-- Provided material start --
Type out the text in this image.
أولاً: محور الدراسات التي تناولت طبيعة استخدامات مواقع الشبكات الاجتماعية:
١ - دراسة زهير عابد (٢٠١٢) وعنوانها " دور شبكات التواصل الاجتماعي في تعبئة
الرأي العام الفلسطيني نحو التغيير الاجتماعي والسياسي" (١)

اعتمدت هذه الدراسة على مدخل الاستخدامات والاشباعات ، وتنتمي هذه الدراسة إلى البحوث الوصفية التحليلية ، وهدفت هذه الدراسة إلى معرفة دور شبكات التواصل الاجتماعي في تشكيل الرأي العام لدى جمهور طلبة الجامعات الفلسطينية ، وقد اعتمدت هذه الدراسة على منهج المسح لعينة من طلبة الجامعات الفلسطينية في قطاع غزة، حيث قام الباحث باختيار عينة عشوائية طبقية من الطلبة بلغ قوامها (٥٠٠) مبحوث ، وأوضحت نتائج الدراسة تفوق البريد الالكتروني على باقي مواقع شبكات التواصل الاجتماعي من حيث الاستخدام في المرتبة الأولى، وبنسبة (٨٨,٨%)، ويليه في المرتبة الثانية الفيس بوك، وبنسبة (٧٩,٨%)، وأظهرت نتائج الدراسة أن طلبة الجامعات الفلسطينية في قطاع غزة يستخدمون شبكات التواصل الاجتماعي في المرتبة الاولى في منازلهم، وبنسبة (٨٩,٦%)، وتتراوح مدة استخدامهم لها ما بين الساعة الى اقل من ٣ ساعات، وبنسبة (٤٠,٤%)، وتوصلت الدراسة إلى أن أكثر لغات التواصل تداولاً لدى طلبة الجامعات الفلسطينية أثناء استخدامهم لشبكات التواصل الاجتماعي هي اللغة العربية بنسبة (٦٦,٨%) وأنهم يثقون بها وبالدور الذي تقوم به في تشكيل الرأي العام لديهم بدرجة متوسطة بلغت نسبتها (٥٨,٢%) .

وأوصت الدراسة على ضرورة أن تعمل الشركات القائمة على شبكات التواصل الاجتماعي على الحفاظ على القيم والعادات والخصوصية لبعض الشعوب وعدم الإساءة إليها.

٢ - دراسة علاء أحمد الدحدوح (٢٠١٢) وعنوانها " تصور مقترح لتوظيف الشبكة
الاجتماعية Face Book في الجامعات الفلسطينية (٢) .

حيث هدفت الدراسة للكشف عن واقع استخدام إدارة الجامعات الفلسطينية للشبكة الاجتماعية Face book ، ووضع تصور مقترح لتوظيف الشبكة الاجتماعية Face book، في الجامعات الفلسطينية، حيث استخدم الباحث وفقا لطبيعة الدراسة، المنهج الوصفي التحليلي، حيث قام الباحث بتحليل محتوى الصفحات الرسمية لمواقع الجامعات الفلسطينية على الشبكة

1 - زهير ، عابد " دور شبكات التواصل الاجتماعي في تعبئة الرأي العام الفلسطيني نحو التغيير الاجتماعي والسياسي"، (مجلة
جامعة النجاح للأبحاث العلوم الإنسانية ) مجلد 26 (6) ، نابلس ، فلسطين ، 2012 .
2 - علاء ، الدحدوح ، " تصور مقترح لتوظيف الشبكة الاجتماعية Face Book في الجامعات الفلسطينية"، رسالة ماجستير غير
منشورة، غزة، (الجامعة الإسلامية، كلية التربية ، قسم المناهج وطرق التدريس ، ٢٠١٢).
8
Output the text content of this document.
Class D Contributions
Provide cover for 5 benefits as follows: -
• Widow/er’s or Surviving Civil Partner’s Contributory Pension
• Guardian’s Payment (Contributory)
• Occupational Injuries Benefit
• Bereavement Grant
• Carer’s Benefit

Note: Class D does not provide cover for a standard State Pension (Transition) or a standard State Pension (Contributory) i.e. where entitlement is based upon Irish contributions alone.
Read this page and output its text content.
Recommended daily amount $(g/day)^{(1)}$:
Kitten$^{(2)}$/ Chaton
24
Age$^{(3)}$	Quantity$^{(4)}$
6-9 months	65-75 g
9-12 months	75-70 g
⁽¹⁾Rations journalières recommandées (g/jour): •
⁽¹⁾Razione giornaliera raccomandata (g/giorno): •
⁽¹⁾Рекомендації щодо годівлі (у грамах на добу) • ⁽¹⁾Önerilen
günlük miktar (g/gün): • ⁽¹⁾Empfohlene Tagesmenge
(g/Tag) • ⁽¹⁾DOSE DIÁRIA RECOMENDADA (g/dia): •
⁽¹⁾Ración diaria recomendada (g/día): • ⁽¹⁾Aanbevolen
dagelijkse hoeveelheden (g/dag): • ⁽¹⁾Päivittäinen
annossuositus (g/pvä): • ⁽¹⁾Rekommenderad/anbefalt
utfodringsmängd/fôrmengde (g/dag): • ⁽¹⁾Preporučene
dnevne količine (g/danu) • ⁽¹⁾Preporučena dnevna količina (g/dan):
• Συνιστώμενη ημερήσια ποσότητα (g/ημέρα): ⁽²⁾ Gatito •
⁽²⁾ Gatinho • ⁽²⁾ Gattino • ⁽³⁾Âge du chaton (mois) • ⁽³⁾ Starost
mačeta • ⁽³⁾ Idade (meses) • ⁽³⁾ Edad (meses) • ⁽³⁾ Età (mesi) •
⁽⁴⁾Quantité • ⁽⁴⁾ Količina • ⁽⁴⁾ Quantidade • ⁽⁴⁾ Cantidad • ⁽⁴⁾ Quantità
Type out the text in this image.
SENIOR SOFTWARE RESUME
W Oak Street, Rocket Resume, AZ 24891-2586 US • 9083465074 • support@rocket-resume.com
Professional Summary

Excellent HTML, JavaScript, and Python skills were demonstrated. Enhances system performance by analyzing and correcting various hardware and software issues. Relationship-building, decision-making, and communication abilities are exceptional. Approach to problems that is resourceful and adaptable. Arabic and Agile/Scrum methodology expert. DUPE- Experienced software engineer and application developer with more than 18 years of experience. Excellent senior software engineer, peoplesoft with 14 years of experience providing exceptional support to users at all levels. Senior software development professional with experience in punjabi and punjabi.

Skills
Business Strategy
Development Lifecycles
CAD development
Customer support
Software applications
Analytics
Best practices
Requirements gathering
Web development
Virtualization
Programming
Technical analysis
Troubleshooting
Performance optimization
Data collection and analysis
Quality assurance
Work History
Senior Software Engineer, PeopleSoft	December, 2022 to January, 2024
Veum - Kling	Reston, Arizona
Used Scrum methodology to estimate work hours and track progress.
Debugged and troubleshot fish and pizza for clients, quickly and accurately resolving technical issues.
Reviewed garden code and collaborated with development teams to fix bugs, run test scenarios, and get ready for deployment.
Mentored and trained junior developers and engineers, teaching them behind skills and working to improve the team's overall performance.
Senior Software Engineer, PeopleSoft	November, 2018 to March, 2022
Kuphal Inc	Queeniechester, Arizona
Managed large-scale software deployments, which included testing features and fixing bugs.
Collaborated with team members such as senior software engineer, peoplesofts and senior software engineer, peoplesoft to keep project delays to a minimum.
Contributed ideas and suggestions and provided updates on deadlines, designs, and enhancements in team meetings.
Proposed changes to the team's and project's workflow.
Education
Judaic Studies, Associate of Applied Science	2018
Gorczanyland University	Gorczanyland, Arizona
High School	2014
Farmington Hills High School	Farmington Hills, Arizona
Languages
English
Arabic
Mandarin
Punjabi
-- Provided material end --
Short problem: Return all lines containing "الدحدوح".

Reply:
٢ - دراسة علاء أحمد الدحدوح (٢٠١٢) وعنوانها " تصور مقترح لتوظيف الشبكة
2 - علاء ، الدحدوح ، " تصور مقترح لتوظيف الشبكة الاجتماعية Face Book في الجامعات الفلسطينية"، رسالة ماجستير غير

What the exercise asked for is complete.